● Given entries

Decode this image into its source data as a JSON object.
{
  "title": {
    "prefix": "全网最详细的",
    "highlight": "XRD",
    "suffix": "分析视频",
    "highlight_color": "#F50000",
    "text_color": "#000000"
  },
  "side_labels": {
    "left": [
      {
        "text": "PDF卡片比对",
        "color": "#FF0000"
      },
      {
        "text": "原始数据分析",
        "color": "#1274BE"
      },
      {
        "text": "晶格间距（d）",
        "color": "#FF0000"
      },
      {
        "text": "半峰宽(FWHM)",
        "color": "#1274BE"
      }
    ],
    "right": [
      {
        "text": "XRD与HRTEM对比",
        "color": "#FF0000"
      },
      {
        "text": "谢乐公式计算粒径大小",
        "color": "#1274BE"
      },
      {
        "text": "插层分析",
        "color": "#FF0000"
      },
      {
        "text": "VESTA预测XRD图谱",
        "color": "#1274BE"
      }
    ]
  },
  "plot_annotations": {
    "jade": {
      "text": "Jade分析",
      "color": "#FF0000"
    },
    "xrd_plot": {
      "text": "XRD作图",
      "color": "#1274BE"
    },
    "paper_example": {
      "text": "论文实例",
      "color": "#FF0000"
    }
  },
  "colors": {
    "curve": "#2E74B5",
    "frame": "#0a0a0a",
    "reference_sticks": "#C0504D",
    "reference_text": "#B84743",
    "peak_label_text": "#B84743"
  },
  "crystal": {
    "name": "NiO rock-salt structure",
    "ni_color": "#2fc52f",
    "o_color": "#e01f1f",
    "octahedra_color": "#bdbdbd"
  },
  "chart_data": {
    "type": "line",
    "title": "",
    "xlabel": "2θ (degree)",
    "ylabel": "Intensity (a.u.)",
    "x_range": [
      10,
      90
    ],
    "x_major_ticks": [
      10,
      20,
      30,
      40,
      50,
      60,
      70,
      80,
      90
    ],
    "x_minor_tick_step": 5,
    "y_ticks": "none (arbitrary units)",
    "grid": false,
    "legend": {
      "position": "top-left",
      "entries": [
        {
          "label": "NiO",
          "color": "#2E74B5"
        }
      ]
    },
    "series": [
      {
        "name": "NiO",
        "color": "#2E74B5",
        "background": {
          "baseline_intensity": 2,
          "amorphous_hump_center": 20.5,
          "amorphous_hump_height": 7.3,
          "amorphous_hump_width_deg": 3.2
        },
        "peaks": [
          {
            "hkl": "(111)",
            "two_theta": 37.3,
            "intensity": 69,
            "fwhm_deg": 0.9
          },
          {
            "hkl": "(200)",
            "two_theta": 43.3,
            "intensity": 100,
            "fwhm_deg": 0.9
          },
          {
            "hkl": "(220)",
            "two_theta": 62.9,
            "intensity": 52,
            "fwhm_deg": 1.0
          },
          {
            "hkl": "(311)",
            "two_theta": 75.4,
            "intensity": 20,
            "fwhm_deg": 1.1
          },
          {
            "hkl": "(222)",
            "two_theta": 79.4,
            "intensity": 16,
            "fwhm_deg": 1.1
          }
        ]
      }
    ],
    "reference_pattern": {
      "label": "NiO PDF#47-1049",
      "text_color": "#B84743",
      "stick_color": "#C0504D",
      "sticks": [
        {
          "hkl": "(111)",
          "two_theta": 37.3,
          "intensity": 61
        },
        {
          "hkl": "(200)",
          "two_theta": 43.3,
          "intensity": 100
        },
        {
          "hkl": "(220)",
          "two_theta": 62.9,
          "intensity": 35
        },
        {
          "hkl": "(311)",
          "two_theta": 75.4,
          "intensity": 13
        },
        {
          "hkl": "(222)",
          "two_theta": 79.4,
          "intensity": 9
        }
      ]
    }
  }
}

● The task
Set down the entries verbatim, leaving none out.

● Task answer
Decode this image into its source data as a JSON object.
{
  "title": {
    "prefix": "全网最详细的",
    "highlight": "XRD",
    "suffix": "分析视频",
    "highlight_color": "#F50000",
    "text_color": "#000000"
  },
  "side_labels": {
    "left": [
      {
        "text": "PDF卡片比对",
        "color": "#FF0000"
      },
      {
        "text": "原始数据分析",
        "color": "#1274BE"
      },
      {
        "text": "晶格间距（d）",
        "color": "#FF0000"
      },
      {
        "text": "半峰宽(FWHM)",
        "color": "#1274BE"
      }
    ],
    "right": [
      {
        "text": "XRD与HRTEM对比",
        "color": "#FF0000"
      },
      {
        "text": "谢乐公式计算粒径大小",
        "color": "#1274BE"
      },
      {
        "text": "插层分析",
        "color": "#FF0000"
      },
      {
        "text": "VESTA预测XRD图谱",
        "color": "#1274BE"
      }
    ]
  },
  "plot_annotations": {
    "jade": {
      "text": "Jade分析",
      "color": "#FF0000"
    },
    "xrd_plot": {
      "text": "XRD作图",
      "color": "#1274BE"
    },
    "paper_example": {
      "text": "论文实例",
      "color": "#FF0000"
    }
  },
  "colors": {
    "curve": "#2E74B5",
    "frame": "#0a0a0a",
    "reference_sticks": "#C0504D",
    "reference_text": "#B84743",
    "peak_label_text": "#B84743"
  },
  "crystal": {
    "name": "NiO rock-salt structure",
    "ni_color": "#2fc52f",
    "o_color": "#e01f1f",
    "octahedra_color": "#bdbdbd"
  },
  "chart_data": {
    "type": "line",
    "title": "",
    "xlabel": "2θ (degree)",
    "ylabel": "Intensity (a.u.)",
    "x_range": [
      10,
      90
    ],
    "x_major_ticks": [
      10,
      20,
      30,
      40,
      50,
      60,
      70,
      80,
      90
    ],
    "x_minor_tick_step": 5,
    "y_ticks": "none (arbitrary units)",
    "grid": false,
    "legend": {
      "position": "top-left",
      "entries": [
        {
          "label": "NiO",
          "color": "#2E74B5"
        }
      ]
    },
    "series": [
      {
        "name": "NiO",
        "color": "#2E74B5",
        "background": {
          "baseline_intensity": 2,
          "amorphous_hump_center": 20.5,
          "amorphous_hump_height": 7.3,
          "amorphous_hump_width_deg": 3.2
        },
        "peaks": [
          {
            "hkl": "(111)",
            "two_theta": 37.3,
            "intensity": 69,
            "fwhm_deg": 0.9
          },
          {
            "hkl": "(200)",
            "two_theta": 43.3,
            "intensity": 100,
            "fwhm_deg": 0.9
          },
          {
            "hkl": "(220)",
            "two_theta": 62.9,
            "intensity": 52,
            "fwhm_deg": 1.0
          },
          {
            "hkl": "(311)",
            "two_theta": 75.4,
            "intensity": 20,
            "fwhm_deg": 1.1
          },
          {
            "hkl": "(222)",
            "two_theta": 79.4,
            "intensity": 16,
            "fwhm_deg": 1.1
          }
        ]
      }
    ],
    "reference_pattern": {
      "label": "NiO PDF#47-1049",
      "text_color": "#B84743",
      "stick_color": "#C0504D",
      "sticks": [
        {
          "hkl": "(111)",
          "two_theta": 37.3,
          "intensity": 61
        },
        {
          "hkl": "(200)",
          "two_theta": 43.3,
          "intensity": 100
        },
        {
          "hkl": "(220)",
          "two_theta": 62.9,
          "intensity": 35
        },
        {
          "hkl": "(311)",
          "two_theta": 75.4,
          "intensity": 13
        },
        {
          "hkl": "(222)",
          "two_theta": 79.4,
          "intensity": 9
        }
      ]
    }
  }
}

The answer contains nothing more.